- _REQUEST_
How many lines in this data contain the string "days"? Reply with the number only.

- _EXTRACTED INFORMATION_
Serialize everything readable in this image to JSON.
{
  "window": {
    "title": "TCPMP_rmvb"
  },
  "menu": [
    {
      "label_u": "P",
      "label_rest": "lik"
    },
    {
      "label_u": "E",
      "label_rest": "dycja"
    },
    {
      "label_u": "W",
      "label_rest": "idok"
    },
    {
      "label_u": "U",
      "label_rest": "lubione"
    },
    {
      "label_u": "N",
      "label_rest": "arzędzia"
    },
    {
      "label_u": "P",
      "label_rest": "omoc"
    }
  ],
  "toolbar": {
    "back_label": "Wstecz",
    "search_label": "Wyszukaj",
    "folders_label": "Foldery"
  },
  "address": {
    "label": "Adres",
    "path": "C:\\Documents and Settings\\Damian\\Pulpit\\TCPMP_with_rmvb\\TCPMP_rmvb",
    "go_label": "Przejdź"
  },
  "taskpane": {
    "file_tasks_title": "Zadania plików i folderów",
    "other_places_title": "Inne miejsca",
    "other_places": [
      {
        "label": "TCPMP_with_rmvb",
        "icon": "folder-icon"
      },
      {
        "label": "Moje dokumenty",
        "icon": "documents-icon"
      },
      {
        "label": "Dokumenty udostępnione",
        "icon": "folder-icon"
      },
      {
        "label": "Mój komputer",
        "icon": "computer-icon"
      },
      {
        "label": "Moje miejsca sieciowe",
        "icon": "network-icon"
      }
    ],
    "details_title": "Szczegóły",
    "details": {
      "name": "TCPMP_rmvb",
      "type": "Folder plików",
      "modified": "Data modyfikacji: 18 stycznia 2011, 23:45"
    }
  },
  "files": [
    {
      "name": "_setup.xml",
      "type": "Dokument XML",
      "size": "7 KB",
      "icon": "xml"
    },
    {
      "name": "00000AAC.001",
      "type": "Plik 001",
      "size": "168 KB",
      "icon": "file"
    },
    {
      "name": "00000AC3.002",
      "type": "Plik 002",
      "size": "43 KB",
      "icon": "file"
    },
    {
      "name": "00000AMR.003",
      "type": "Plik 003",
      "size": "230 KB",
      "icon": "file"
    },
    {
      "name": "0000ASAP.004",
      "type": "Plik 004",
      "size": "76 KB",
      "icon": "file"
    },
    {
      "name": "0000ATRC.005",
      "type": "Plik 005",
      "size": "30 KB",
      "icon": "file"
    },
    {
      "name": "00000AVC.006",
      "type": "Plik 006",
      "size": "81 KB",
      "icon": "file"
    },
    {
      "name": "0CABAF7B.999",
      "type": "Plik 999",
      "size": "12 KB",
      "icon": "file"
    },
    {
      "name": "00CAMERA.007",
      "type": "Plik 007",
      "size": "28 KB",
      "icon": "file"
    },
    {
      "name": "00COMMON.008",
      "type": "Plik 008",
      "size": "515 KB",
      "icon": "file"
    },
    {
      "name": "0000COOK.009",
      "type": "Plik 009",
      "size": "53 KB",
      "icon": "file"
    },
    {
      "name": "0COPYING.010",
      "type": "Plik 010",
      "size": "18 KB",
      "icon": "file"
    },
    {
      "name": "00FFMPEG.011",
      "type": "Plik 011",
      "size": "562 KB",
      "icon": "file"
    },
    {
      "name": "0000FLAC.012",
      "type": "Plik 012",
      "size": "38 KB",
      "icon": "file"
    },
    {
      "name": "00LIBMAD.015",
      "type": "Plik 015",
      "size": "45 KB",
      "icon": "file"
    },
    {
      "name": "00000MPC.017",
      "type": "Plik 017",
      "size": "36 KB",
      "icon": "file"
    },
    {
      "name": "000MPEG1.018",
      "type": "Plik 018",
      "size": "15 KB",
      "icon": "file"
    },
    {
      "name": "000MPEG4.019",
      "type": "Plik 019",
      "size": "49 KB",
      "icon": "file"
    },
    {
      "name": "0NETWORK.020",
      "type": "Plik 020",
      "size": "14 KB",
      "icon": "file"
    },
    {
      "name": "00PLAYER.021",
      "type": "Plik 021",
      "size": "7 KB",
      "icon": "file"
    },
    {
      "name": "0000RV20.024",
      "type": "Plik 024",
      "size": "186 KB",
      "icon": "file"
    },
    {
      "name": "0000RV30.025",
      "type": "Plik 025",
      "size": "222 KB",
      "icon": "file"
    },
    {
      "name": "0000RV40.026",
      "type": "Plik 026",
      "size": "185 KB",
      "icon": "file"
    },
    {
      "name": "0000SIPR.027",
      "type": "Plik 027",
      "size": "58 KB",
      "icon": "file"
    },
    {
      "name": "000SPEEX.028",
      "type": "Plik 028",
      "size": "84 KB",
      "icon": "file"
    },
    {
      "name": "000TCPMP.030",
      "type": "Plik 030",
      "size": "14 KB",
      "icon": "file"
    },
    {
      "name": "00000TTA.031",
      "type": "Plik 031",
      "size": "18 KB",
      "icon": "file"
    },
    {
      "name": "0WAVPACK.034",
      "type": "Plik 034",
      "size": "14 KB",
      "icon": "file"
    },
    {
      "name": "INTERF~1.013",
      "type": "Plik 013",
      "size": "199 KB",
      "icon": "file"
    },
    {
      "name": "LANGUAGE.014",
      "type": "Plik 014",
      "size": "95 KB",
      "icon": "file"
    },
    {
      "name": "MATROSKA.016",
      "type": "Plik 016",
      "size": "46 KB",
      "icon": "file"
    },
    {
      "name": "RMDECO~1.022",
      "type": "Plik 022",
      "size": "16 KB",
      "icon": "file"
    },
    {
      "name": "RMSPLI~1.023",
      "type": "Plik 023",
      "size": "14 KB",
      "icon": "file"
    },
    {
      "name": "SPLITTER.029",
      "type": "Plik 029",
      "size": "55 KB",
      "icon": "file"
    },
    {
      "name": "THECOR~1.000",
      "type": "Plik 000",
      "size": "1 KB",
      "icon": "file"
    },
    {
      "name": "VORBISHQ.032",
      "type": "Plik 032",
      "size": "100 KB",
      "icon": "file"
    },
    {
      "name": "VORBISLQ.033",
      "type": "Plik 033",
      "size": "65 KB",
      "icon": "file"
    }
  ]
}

* * *

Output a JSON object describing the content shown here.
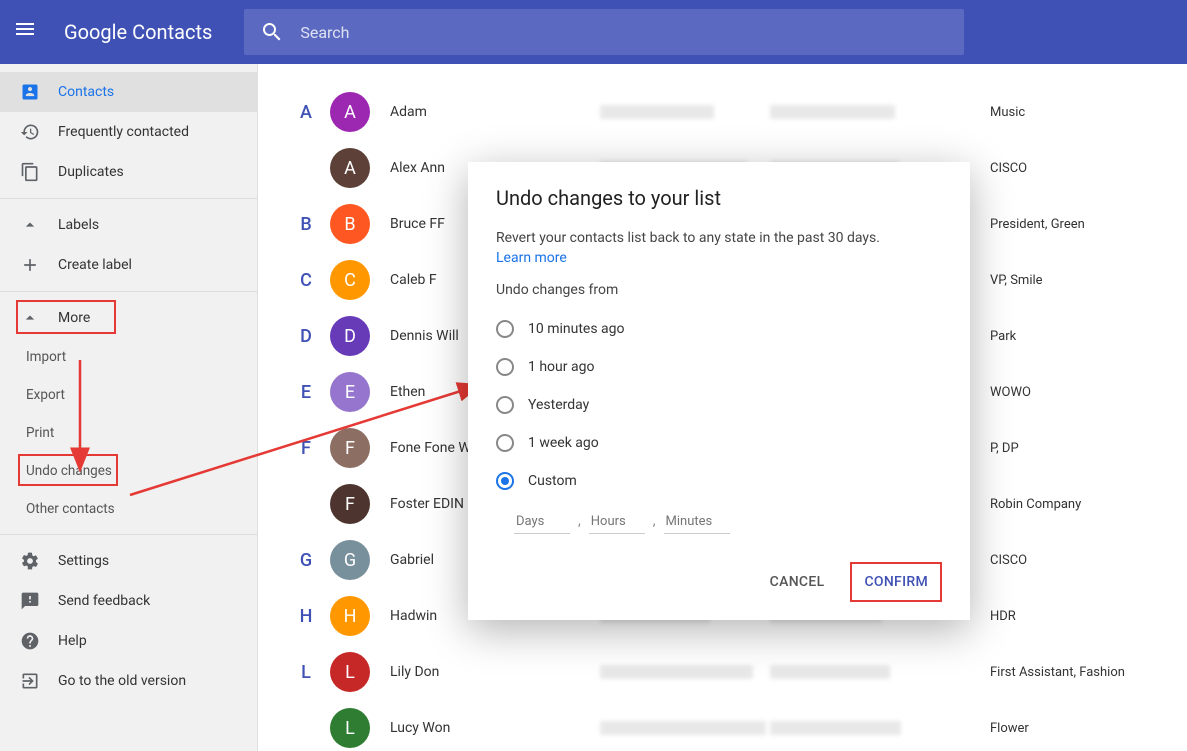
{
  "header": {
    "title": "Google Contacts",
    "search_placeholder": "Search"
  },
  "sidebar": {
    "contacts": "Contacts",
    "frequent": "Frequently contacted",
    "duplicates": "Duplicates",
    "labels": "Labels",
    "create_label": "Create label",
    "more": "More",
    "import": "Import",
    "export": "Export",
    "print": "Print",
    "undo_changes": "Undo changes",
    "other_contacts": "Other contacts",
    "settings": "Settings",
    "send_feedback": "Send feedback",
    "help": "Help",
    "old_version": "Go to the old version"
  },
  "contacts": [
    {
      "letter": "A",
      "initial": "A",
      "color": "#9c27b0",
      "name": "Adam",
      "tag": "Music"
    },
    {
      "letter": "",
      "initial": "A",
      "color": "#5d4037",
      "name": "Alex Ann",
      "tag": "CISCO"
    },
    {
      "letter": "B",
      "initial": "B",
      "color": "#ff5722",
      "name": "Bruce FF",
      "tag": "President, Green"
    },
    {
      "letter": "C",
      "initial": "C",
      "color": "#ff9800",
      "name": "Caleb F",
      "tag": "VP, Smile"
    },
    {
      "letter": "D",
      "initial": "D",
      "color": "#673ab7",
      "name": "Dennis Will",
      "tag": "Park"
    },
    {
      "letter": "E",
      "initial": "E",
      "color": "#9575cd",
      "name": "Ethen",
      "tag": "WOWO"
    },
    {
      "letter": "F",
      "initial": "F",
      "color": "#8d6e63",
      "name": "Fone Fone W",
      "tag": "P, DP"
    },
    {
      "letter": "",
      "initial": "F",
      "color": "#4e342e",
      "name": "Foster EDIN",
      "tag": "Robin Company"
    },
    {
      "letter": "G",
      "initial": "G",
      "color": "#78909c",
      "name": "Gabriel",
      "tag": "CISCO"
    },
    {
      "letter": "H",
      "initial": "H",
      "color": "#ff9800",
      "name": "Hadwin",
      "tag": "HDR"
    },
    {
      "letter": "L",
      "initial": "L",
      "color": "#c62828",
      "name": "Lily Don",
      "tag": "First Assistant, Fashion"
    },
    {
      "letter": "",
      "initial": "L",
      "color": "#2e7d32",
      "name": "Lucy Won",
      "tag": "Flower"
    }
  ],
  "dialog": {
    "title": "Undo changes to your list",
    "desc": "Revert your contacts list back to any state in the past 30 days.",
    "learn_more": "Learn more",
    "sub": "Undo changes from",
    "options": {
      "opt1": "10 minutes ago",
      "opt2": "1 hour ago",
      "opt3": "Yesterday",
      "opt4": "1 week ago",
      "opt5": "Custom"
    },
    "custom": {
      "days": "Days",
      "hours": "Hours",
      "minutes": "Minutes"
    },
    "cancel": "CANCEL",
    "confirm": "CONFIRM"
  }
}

- _TASK ANSWER_
2